╭──

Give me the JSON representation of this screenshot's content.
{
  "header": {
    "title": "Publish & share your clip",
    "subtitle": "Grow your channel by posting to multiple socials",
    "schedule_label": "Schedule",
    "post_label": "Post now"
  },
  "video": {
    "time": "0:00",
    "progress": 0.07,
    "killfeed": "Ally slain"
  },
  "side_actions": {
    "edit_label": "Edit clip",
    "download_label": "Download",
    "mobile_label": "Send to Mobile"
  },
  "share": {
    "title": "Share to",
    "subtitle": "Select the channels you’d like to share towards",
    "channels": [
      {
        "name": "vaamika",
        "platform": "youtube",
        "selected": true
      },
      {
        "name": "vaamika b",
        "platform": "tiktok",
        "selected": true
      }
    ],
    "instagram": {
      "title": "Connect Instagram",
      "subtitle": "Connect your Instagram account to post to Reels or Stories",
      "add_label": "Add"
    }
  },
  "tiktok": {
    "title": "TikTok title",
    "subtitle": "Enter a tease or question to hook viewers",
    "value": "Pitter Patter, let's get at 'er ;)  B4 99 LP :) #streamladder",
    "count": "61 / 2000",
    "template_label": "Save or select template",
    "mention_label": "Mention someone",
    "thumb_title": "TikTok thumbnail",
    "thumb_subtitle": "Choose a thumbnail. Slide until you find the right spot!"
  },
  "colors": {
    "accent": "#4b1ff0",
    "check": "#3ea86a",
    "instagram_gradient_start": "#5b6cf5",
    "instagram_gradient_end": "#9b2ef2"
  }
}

╰──

* WRITTEN EXERCISE
Restate the listing above word for word.

* RIGHT ANSWER
Give me the JSON representation of this screenshot's content.
{
  "header": {
    "title": "Publish & share your clip",
    "subtitle": "Grow your channel by posting to multiple socials",
    "schedule_label": "Schedule",
    "post_label": "Post now"
  },
  "video": {
    "time": "0:00",
    "progress": 0.07,
    "killfeed": "Ally slain"
  },
  "side_actions": {
    "edit_label": "Edit clip",
    "download_label": "Download",
    "mobile_label": "Send to Mobile"
  },
  "share": {
    "title": "Share to",
    "subtitle": "Select the channels you’d like to share towards",
    "channels": [
      {
        "name": "vaamika",
        "platform": "youtube",
        "selected": true
      },
      {
        "name": "vaamika b",
        "platform": "tiktok",
        "selected": true
      }
    ],
    "instagram": {
      "title": "Connect Instagram",
      "subtitle": "Connect your Instagram account to post to Reels or Stories",
      "add_label": "Add"
    }
  },
  "tiktok": {
    "title": "TikTok title",
    "subtitle": "Enter a tease or question to hook viewers",
    "value": "Pitter Patter, let's get at 'er ;)  B4 99 LP :) #streamladder",
    "count": "61 / 2000",
    "template_label": "Save or select template",
    "mention_label": "Mention someone",
    "thumb_title": "TikTok thumbnail",
    "thumb_subtitle": "Choose a thumbnail. Slide until you find the right spot!"
  },
  "colors": {
    "accent": "#4b1ff0",
    "check": "#3ea86a",
    "instagram_gradient_start": "#5b6cf5",
    "instagram_gradient_end": "#9b2ef2"
  }
}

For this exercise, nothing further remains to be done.